Task directions. Extract the listing below in full, unchanged.

(Stored items)
┄┄┄┄┄┄┄┄┄┄┄┄┄┄┄┄┄┄┄┄
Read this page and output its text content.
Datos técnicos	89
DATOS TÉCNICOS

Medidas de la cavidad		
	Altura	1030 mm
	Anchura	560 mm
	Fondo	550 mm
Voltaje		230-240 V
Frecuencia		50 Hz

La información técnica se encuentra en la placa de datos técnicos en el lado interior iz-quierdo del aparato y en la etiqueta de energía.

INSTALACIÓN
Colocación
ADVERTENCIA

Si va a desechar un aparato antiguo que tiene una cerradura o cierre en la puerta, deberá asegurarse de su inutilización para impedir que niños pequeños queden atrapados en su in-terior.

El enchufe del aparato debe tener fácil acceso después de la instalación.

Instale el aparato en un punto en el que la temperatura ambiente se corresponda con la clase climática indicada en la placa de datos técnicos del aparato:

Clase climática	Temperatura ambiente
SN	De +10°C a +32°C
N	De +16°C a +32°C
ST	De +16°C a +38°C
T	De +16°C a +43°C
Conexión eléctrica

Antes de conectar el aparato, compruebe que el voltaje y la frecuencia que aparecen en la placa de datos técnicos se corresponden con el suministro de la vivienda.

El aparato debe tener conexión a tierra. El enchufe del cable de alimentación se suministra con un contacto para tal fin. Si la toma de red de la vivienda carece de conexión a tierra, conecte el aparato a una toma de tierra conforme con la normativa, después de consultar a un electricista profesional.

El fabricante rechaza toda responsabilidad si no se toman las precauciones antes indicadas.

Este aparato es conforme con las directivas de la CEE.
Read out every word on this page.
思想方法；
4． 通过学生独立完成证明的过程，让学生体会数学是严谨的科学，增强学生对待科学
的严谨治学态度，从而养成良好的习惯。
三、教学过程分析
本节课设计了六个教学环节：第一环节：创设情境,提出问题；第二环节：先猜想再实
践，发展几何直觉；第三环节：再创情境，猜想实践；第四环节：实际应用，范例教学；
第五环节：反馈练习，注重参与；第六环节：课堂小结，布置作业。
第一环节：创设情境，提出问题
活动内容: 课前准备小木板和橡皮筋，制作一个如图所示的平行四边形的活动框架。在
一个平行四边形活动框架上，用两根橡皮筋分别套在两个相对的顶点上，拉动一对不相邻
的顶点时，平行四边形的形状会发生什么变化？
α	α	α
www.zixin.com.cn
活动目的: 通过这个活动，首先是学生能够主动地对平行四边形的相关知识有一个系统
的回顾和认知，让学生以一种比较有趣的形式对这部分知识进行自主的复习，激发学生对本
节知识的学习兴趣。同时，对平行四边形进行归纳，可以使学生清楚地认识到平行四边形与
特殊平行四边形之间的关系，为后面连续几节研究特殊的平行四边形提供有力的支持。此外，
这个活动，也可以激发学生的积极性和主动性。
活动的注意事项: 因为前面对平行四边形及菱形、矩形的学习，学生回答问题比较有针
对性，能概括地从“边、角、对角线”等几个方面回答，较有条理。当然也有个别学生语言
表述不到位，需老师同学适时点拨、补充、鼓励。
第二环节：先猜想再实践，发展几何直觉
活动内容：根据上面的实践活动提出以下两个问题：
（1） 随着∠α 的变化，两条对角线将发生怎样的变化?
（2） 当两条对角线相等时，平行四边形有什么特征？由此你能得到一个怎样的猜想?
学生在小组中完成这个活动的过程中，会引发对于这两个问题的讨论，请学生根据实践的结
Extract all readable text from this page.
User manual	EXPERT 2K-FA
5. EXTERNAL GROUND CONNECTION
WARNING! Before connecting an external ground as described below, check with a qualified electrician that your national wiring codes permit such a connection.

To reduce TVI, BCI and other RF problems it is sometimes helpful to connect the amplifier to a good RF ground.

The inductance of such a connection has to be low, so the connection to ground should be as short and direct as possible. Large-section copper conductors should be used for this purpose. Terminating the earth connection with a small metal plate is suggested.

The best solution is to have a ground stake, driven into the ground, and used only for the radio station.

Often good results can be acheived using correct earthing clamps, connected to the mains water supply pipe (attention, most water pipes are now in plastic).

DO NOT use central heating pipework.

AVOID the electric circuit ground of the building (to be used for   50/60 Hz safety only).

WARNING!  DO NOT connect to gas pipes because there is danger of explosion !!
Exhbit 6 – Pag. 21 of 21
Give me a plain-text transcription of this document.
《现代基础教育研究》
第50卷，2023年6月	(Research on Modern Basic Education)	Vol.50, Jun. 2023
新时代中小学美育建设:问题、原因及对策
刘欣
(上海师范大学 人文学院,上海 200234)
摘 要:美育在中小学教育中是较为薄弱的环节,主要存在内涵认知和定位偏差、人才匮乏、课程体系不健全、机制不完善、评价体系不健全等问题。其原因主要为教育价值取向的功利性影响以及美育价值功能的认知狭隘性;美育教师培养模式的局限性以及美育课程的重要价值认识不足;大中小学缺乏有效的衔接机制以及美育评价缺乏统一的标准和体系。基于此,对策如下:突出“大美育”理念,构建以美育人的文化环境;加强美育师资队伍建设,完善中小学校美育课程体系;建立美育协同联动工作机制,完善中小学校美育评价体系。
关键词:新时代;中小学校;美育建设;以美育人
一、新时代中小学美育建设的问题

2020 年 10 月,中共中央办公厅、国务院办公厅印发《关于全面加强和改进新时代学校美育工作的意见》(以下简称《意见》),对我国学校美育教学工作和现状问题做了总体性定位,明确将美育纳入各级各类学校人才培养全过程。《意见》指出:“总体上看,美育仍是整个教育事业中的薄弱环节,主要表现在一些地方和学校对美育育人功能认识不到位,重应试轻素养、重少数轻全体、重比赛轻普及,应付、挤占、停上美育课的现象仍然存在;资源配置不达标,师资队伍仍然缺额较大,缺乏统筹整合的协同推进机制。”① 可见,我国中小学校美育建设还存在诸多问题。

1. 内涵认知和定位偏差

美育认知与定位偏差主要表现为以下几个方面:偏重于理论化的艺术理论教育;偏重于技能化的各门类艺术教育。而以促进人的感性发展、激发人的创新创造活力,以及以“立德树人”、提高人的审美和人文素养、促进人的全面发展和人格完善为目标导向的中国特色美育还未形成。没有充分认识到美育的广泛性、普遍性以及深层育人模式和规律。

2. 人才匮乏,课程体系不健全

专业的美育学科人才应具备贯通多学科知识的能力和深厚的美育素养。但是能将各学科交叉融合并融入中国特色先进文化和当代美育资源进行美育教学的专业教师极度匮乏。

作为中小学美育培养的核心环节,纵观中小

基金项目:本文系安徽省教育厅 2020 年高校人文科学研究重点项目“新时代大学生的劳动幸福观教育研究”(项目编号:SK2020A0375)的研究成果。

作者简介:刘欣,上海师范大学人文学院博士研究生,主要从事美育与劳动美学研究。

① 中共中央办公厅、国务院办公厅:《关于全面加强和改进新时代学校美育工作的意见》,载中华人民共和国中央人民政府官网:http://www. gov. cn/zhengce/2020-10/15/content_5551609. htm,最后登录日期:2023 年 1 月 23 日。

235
┄┄┄┄┄┄┄┄┄┄┄┄┄┄┄┄┄┄┄┄
Solution to the problem.
Read this page and output its text content.
Datos técnicos	89
DATOS TÉCNICOS

Medidas de la cavidad		
	Altura	1030 mm
	Anchura	560 mm
	Fondo	550 mm
Voltaje		230-240 V
Frecuencia		50 Hz

La información técnica se encuentra en la placa de datos técnicos en el lado interior iz-quierdo del aparato y en la etiqueta de energía.

INSTALACIÓN
Colocación
ADVERTENCIA

Si va a desechar un aparato antiguo que tiene una cerradura o cierre en la puerta, deberá asegurarse de su inutilización para impedir que niños pequeños queden atrapados en su in-terior.

El enchufe del aparato debe tener fácil acceso después de la instalación.

Instale el aparato en un punto en el que la temperatura ambiente se corresponda con la clase climática indicada en la placa de datos técnicos del aparato:

Clase climática	Temperatura ambiente
SN	De +10°C a +32°C
N	De +16°C a +32°C
ST	De +16°C a +38°C
T	De +16°C a +43°C
Conexión eléctrica

Antes de conectar el aparato, compruebe que el voltaje y la frecuencia que aparecen en la placa de datos técnicos se corresponden con el suministro de la vivienda.

El aparato debe tener conexión a tierra. El enchufe del cable de alimentación se suministra con un contacto para tal fin. Si la toma de red de la vivienda carece de conexión a tierra, conecte el aparato a una toma de tierra conforme con la normativa, después de consultar a un electricista profesional.

El fabricante rechaza toda responsabilidad si no se toman las precauciones antes indicadas.

Este aparato es conforme con las directivas de la CEE.
Read out every word on this page.
思想方法；
4． 通过学生独立完成证明的过程，让学生体会数学是严谨的科学，增强学生对待科学
的严谨治学态度，从而养成良好的习惯。
三、教学过程分析
本节课设计了六个教学环节：第一环节：创设情境,提出问题；第二环节：先猜想再实
践，发展几何直觉；第三环节：再创情境，猜想实践；第四环节：实际应用，范例教学；
第五环节：反馈练习，注重参与；第六环节：课堂小结，布置作业。
第一环节：创设情境，提出问题
活动内容: 课前准备小木板和橡皮筋，制作一个如图所示的平行四边形的活动框架。在
一个平行四边形活动框架上，用两根橡皮筋分别套在两个相对的顶点上，拉动一对不相邻
的顶点时，平行四边形的形状会发生什么变化？
α	α	α
www.zixin.com.cn
活动目的: 通过这个活动，首先是学生能够主动地对平行四边形的相关知识有一个系统
的回顾和认知，让学生以一种比较有趣的形式对这部分知识进行自主的复习，激发学生对本
节知识的学习兴趣。同时，对平行四边形进行归纳，可以使学生清楚地认识到平行四边形与
特殊平行四边形之间的关系，为后面连续几节研究特殊的平行四边形提供有力的支持。此外，
这个活动，也可以激发学生的积极性和主动性。
活动的注意事项: 因为前面对平行四边形及菱形、矩形的学习，学生回答问题比较有针
对性，能概括地从“边、角、对角线”等几个方面回答，较有条理。当然也有个别学生语言
表述不到位，需老师同学适时点拨、补充、鼓励。
第二环节：先猜想再实践，发展几何直觉
活动内容：根据上面的实践活动提出以下两个问题：
（1） 随着∠α 的变化，两条对角线将发生怎样的变化?
（2） 当两条对角线相等时，平行四边形有什么特征？由此你能得到一个怎样的猜想?
学生在小组中完成这个活动的过程中，会引发对于这两个问题的讨论，请学生根据实践的结
Extract all readable text from this page.
User manual	EXPERT 2K-FA
5. EXTERNAL GROUND CONNECTION
WARNING! Before connecting an external ground as described below, check with a qualified electrician that your national wiring codes permit such a connection.

To reduce TVI, BCI and other RF problems it is sometimes helpful to connect the amplifier to a good RF ground.

The inductance of such a connection has to be low, so the connection to ground should be as short and direct as possible. Large-section copper conductors should be used for this purpose. Terminating the earth connection with a small metal plate is suggested.

The best solution is to have a ground stake, driven into the ground, and used only for the radio station.

Often good results can be acheived using correct earthing clamps, connected to the mains water supply pipe (attention, most water pipes are now in plastic).

DO NOT use central heating pipework.

AVOID the electric circuit ground of the building (to be used for   50/60 Hz safety only).

WARNING!  DO NOT connect to gas pipes because there is danger of explosion !!
Exhbit 6 – Pag. 21 of 21
Give me a plain-text transcription of this document.
《现代基础教育研究》
第50卷，2023年6月	(Research on Modern Basic Education)	Vol.50, Jun. 2023
新时代中小学美育建设:问题、原因及对策
刘欣
(上海师范大学 人文学院,上海 200234)
摘 要:美育在中小学教育中是较为薄弱的环节,主要存在内涵认知和定位偏差、人才匮乏、课程体系不健全、机制不完善、评价体系不健全等问题。其原因主要为教育价值取向的功利性影响以及美育价值功能的认知狭隘性;美育教师培养模式的局限性以及美育课程的重要价值认识不足;大中小学缺乏有效的衔接机制以及美育评价缺乏统一的标准和体系。基于此,对策如下:突出“大美育”理念,构建以美育人的文化环境;加强美育师资队伍建设,完善中小学校美育课程体系;建立美育协同联动工作机制,完善中小学校美育评价体系。
关键词:新时代;中小学校;美育建设;以美育人
一、新时代中小学美育建设的问题

2020 年 10 月,中共中央办公厅、国务院办公厅印发《关于全面加强和改进新时代学校美育工作的意见》(以下简称《意见》),对我国学校美育教学工作和现状问题做了总体性定位,明确将美育纳入各级各类学校人才培养全过程。《意见》指出:“总体上看,美育仍是整个教育事业中的薄弱环节,主要表现在一些地方和学校对美育育人功能认识不到位,重应试轻素养、重少数轻全体、重比赛轻普及,应付、挤占、停上美育课的现象仍然存在;资源配置不达标,师资队伍仍然缺额较大,缺乏统筹整合的协同推进机制。”① 可见,我国中小学校美育建设还存在诸多问题。

1. 内涵认知和定位偏差

美育认知与定位偏差主要表现为以下几个方面:偏重于理论化的艺术理论教育;偏重于技能化的各门类艺术教育。而以促进人的感性发展、激发人的创新创造活力,以及以“立德树人”、提高人的审美和人文素养、促进人的全面发展和人格完善为目标导向的中国特色美育还未形成。没有充分认识到美育的广泛性、普遍性以及深层育人模式和规律。

2. 人才匮乏,课程体系不健全

专业的美育学科人才应具备贯通多学科知识的能力和深厚的美育素养。但是能将各学科交叉融合并融入中国特色先进文化和当代美育资源进行美育教学的专业教师极度匮乏。

作为中小学美育培养的核心环节,纵观中小

基金项目:本文系安徽省教育厅 2020 年高校人文科学研究重点项目“新时代大学生的劳动幸福观教育研究”(项目编号:SK2020A0375)的研究成果。

作者简介:刘欣,上海师范大学人文学院博士研究生,主要从事美育与劳动美学研究。

① 中共中央办公厅、国务院办公厅:《关于全面加强和改进新时代学校美育工作的意见》,载中华人民共和国中央人民政府官网:http://www. gov. cn/zhengce/2020-10/15/content_5551609. htm,最后登录日期:2023 年 1 月 23 日。

235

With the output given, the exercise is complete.